- YOUR OBJECTIVE
Pictures in the records should not be copied, but every other part must be repeated exactly.

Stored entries
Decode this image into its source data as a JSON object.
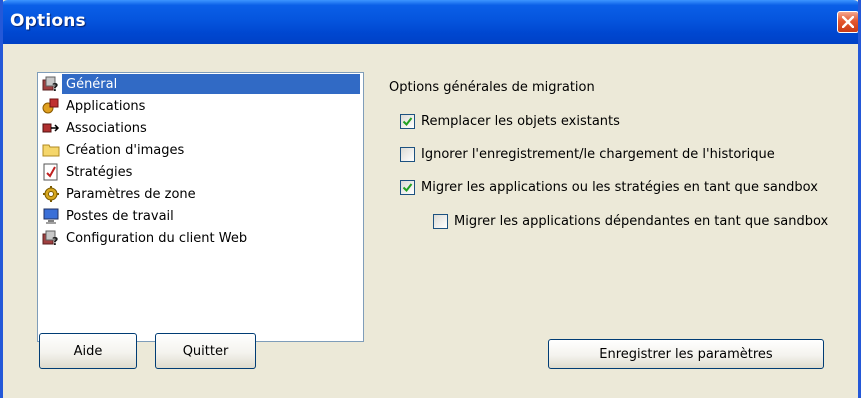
{
  "window": {
    "title": "Options"
  },
  "list": {
    "items": [
      {
        "label": "Général",
        "icon": "general-icon",
        "selected": true
      },
      {
        "label": "Applications",
        "icon": "applications-icon",
        "selected": false
      },
      {
        "label": "Associations",
        "icon": "associations-icon",
        "selected": false
      },
      {
        "label": "Création d'images",
        "icon": "folder-icon",
        "selected": false
      },
      {
        "label": "Stratégies",
        "icon": "policy-icon",
        "selected": false
      },
      {
        "label": "Paramètres de zone",
        "icon": "zone-settings-icon",
        "selected": false
      },
      {
        "label": "Postes de travail",
        "icon": "workstation-icon",
        "selected": false
      },
      {
        "label": "Configuration du client Web",
        "icon": "web-client-icon",
        "selected": false
      }
    ]
  },
  "options": {
    "group_title": "Options générales de migration",
    "checkboxes": [
      {
        "label": "Remplacer les objets existants",
        "checked": true
      },
      {
        "label": "Ignorer l'enregistrement/le chargement de l'historique",
        "checked": false
      },
      {
        "label": "Migrer les applications ou les stratégies en tant que sandbox",
        "checked": true
      },
      {
        "label": "Migrer les applications dépendantes en tant que sandbox",
        "checked": false
      }
    ]
  },
  "buttons": {
    "help": "Aide",
    "quit": "Quitter",
    "save": "Enregistrer les paramètres"
  },
  "colors": {
    "title_bar": "#0555de",
    "selection": "#316ac5",
    "dialog_bg": "#ece9d8",
    "close_button": "#e4572f"
  }
}
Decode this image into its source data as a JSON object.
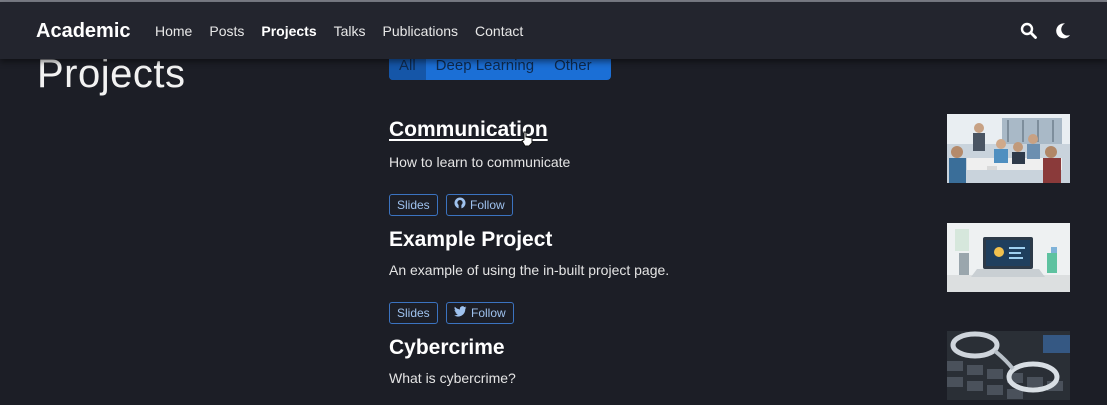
{
  "navbar": {
    "brand": "Academic",
    "links": [
      "Home",
      "Posts",
      "Projects",
      "Talks",
      "Publications",
      "Contact"
    ],
    "active": "Projects",
    "icons": [
      "search-icon",
      "moon-icon"
    ]
  },
  "page": {
    "title": "Projects"
  },
  "filters": [
    "All",
    "Deep Learning",
    "Other"
  ],
  "projects": [
    {
      "title": "Communication",
      "summary": "How to learn to communicate",
      "buttons": [
        "Slides",
        "Follow"
      ],
      "follow_icon": "github-icon"
    },
    {
      "title": "Example Project",
      "summary": "An example of using the in-built project page.",
      "buttons": [
        "Slides",
        "Follow"
      ],
      "follow_icon": "twitter-icon"
    },
    {
      "title": "Cybercrime",
      "summary": "What is cybercrime?"
    }
  ],
  "colors": {
    "background": "#1c1e26",
    "navbar": "#23252e",
    "accent": "#1b6fd6"
  }
}
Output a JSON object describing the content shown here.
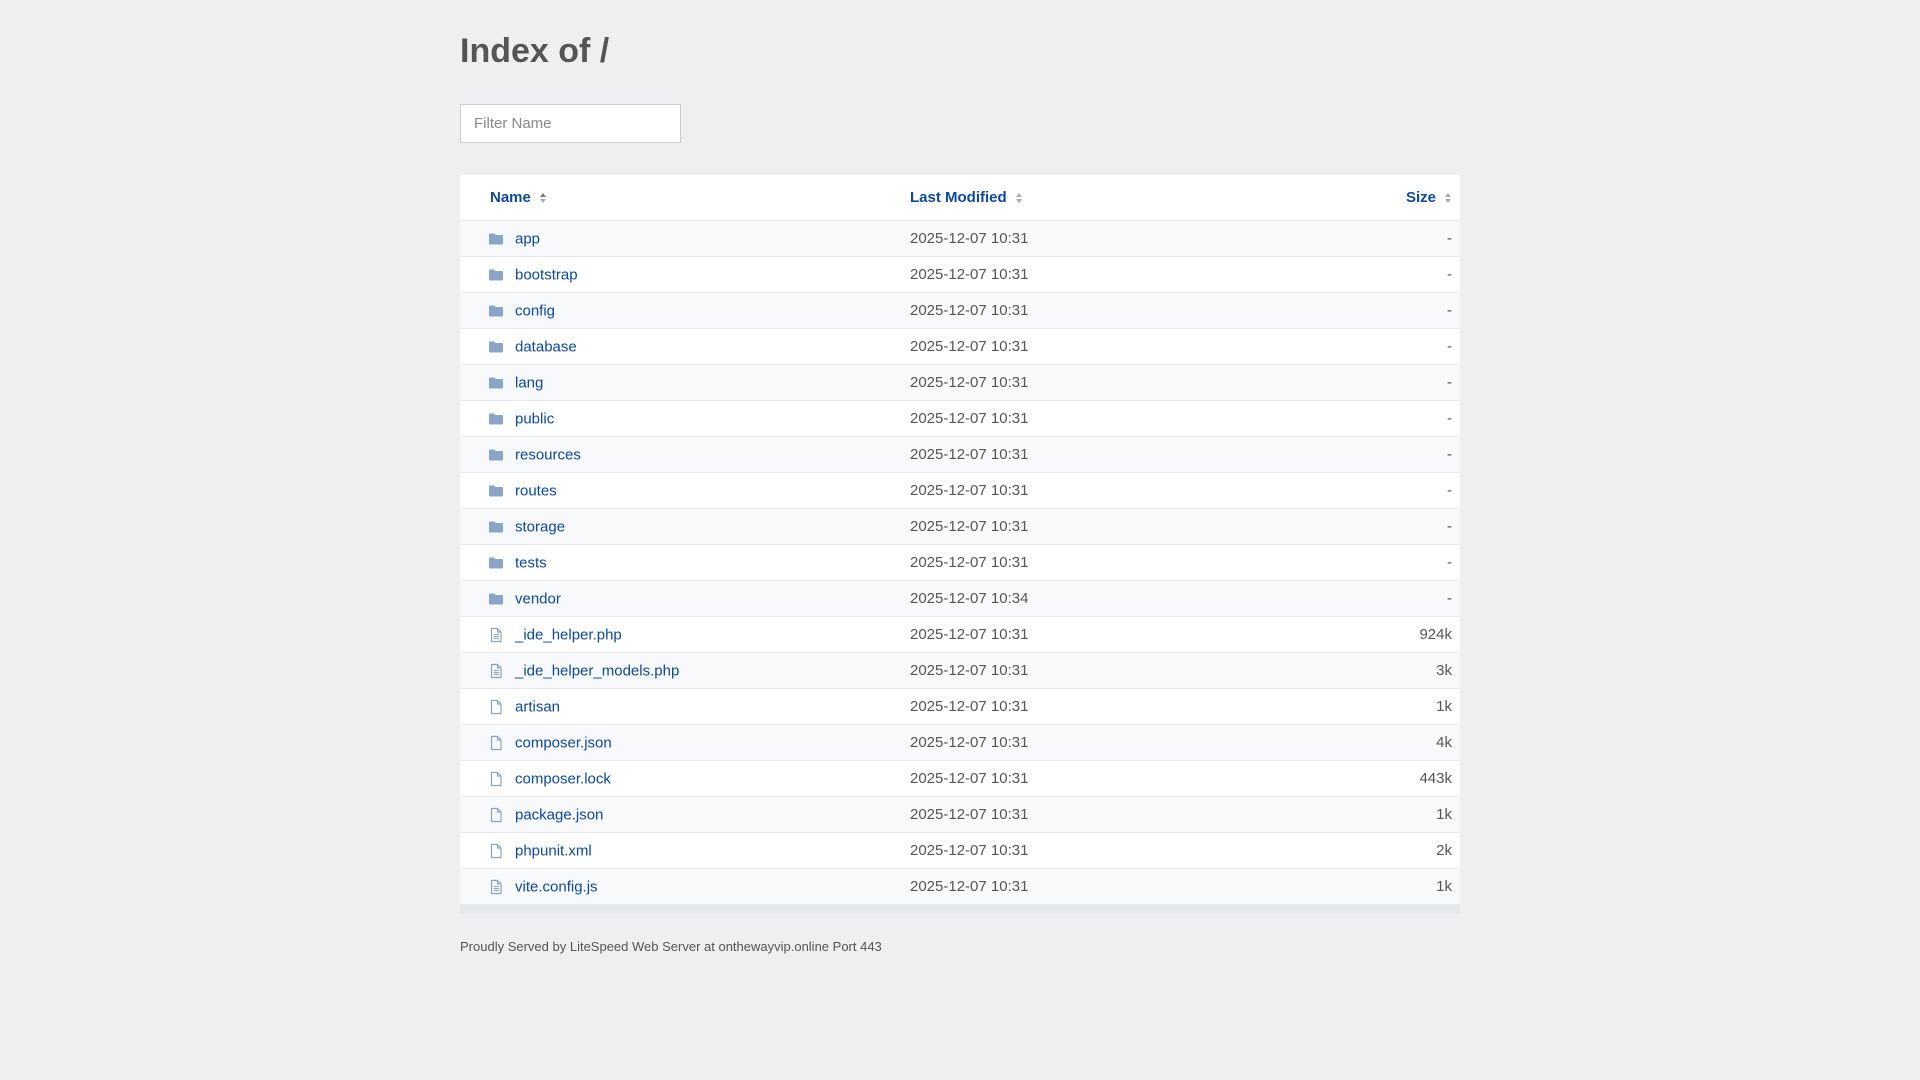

- RESULT OF THE TASK
Decode this image into its source data as a JSON object.
{
  "window": {
    "title": "Options"
  },
  "list": {
    "items": [
      {
        "label": "Général",
        "icon": "general-icon",
        "selected": true
      },
      {
        "label": "Applications",
        "icon": "applications-icon",
        "selected": false
      },
      {
        "label": "Associations",
        "icon": "associations-icon",
        "selected": false
      },
      {
        "label": "Création d'images",
        "icon": "folder-icon",
        "selected": false
      },
      {
        "label": "Stratégies",
        "icon": "policy-icon",
        "selected": false
      },
      {
        "label": "Paramètres de zone",
        "icon": "zone-settings-icon",
        "selected": false
      },
      {
        "label": "Postes de travail",
        "icon": "workstation-icon",
        "selected": false
      },
      {
        "label": "Configuration du client Web",
        "icon": "web-client-icon",
        "selected": false
      }
    ]
  },
  "options": {
    "group_title": "Options générales de migration",
    "checkboxes": [
      {
        "label": "Remplacer les objets existants",
        "checked": true
      },
      {
        "label": "Ignorer l'enregistrement/le chargement de l'historique",
        "checked": false
      },
      {
        "label": "Migrer les applications ou les stratégies en tant que sandbox",
        "checked": true
      },
      {
        "label": "Migrer les applications dépendantes en tant que sandbox",
        "checked": false
      }
    ]
  },
  "buttons": {
    "help": "Aide",
    "quit": "Quitter",
    "save": "Enregistrer les paramètres"
  },
  "colors": {
    "title_bar": "#0555de",
    "selection": "#316ac5",
    "dialog_bg": "#ece9d8",
    "close_button": "#e4572f"
  }
}
Decode this image into its source data as a JSON object.
{
  "navbar": {
    "brand": "Academic",
    "links": [
      "Home",
      "Posts",
      "Projects",
      "Talks",
      "Publications",
      "Contact"
    ],
    "active": "Projects",
    "icons": [
      "search-icon",
      "moon-icon"
    ]
  },
  "page": {
    "title": "Projects"
  },
  "filters": [
    "All",
    "Deep Learning",
    "Other"
  ],
  "projects": [
    {
      "title": "Communication",
      "summary": "How to learn to communicate",
      "buttons": [
        "Slides",
        "Follow"
      ],
      "follow_icon": "github-icon"
    },
    {
      "title": "Example Project",
      "summary": "An example of using the in-built project page.",
      "buttons": [
        "Slides",
        "Follow"
      ],
      "follow_icon": "twitter-icon"
    },
    {
      "title": "Cybercrime",
      "summary": "What is cybercrime?"
    }
  ],
  "colors": {
    "background": "#1c1e26",
    "navbar": "#23252e",
    "accent": "#1b6fd6"
  }
}
Output a JSON object describing the content shown here.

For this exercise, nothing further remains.